* **Aim**: Gather up all lines that carry the word "party".

Material shown start

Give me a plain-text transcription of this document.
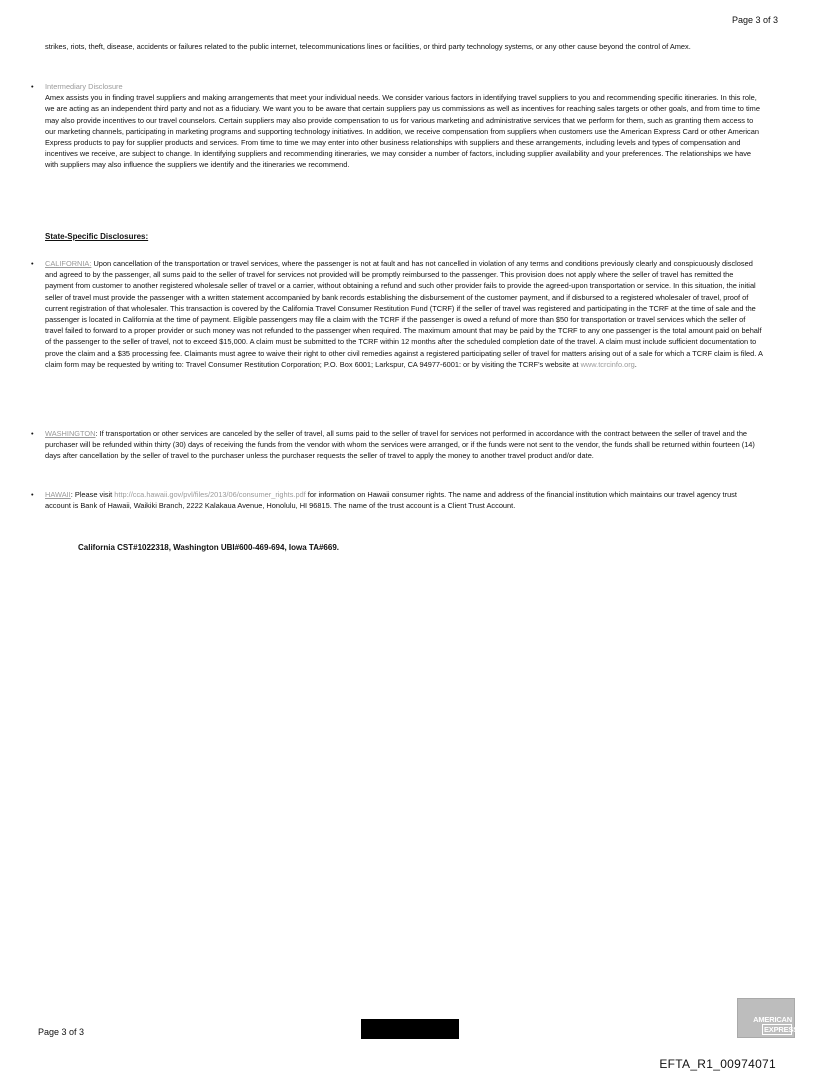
Page 3 of 3

strikes, riots, theft, disease, accidents or failures related to the public internet, telecommunications lines or facilities, or third party technology systems, or any other cause beyond the control of Amex.

• Intermediary Disclosure

Amex assists you in finding travel suppliers and making arrangements that meet your individual needs. We consider various factors in identifying travel suppliers to you and recommending specific itineraries. In this role, we are acting as an independent third party and not as a fiduciary. We want you to be aware that certain suppliers pay us commissions as well as incentives for reaching sales targets or other goals, and from time to time may also provide incentives to our travel counselors. Certain suppliers may also provide compensation to us for various marketing and administrative services that we perform for them, such as granting them access to our marketing channels, participating in marketing programs and supporting technology initiatives. In addition, we receive compensation from suppliers when customers use the American Express Card or other American Express products to pay for supplier products and services. From time to time we may enter into other business relationships with suppliers and these arrangements, including levels and types of compensation and incentives we receive, are subject to change. In identifying suppliers and recommending itineraries, we may consider a number of factors, including supplier availability and your preferences. The relationships we have with suppliers may also influence the suppliers we identify and the itineraries we recommend.

State-Specific Disclosures:

• CALIFORNIA: Upon cancellation of the transportation or travel services, where the passenger is not at fault and has not cancelled in violation of any terms and conditions previously clearly and conspicuously disclosed and agreed to by the passenger, all sums paid to the seller of travel for services not provided will be promptly reimbursed to the passenger. This provision does not apply where the seller of travel has remitted the payment from customer to another registered wholesale seller of travel or a carrier, without obtaining a refund and such other provider fails to provide the agreed-upon transportation or service. In this situation, the initial seller of travel must provide the passenger with a written statement accompanied by bank records establishing the disbursement of the customer payment, and if disbursed to a registered wholesaler of travel, proof of current registration of that wholesaler. This transaction is covered by the California Travel Consumer Restitution Fund (TCRF) if the seller of travel was registered and participating in the TCRF at the time of sale and the passenger is located in California at the time of payment. Eligible passengers may file a claim with the TCRF if the passenger is owed a refund of more than $50 for transportation or travel services which the seller of travel failed to forward to a proper provider or such money was not refunded to the passenger when required. The maximum amount that may be paid by the TCRF to any one passenger is the total amount paid on behalf of the passenger to the seller of travel, not to exceed $15,000. A claim must be submitted to the TCRF within 12 months after the scheduled completion date of the travel. A claim must include sufficient documentation to prove the claim and a $35 processing fee. Claimants must agree to waive their right to other civil remedies against a registered participating seller of travel for matters arising out of a sale for which a TCRF claim is filed. A claim form may be requested by writing to: Travel Consumer Restitution Corporation; P.O. Box 6001; Larkspur, CA 94977-6001: or by visiting the TCRF's website at www.tcrcinfo.org.

• WASHINGTON: If transportation or other services are canceled by the seller of travel, all sums paid to the seller of travel for services not performed in accordance with the contract between the seller of travel and the purchaser will be refunded within thirty (30) days of receiving the funds from the vendor with whom the services were arranged, or if the funds were not sent to the vendor, the funds shall be returned within fourteen (14) days after cancellation by the seller of travel to the purchaser unless the purchaser requests the seller of travel to apply the money to another travel product and/or date.

• HAWAII: Please visit http://cca.hawaii.gov/pvl/files/2013/06/consumer_rights.pdf for information on Hawaii consumer rights. The name and address of the financial institution which maintains our travel agency trust account is Bank of Hawaii, Waikiki Branch, 2222 Kalakaua Avenue, Honolulu, HI 96815. The name of the trust account is a Client Trust Account.

California CST#1022318, Washington UBI#600-469-694, Iowa TA#669.
Page 3 of 3
AMERICAN
EXPRESS
EFTA_R1_00974071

Material shown end

* **Expected output**:
strikes, riots, theft, disease, accidents or failures related to the public internet, telecommunications lines or facilities, or third party technology systems, or any other cause beyond the control of Amex.
Amex assists you in finding travel suppliers and making arrangements that meet your individual needs. We consider various factors in identifying travel suppliers to you and recommending specific itineraries. In this role, we are acting as an independent third party and not as a fiduciary. We want you to be aware that certain suppliers pay us commissions as well as incentives for reaching sales targets or other goals, and from time to time may also provide incentives to our travel counselors. Certain suppliers may also provide compensation to us for various marketing and administrative services that we perform for them, such as granting them access to our marketing channels, participating in marketing programs and supporting technology initiatives. In addition, we receive compensation from suppliers when customers use the American Express Card or other American Express products to pay for supplier products and services. From time to time we may enter into other business relationships with suppliers and these arrangements, including levels and types of compensation and incentives we receive, are subject to change. In identifying suppliers and recommending itineraries, we may consider a number of factors, including supplier availability and your preferences. The relationships we have with suppliers may also influence the suppliers we identify and the itineraries we recommend.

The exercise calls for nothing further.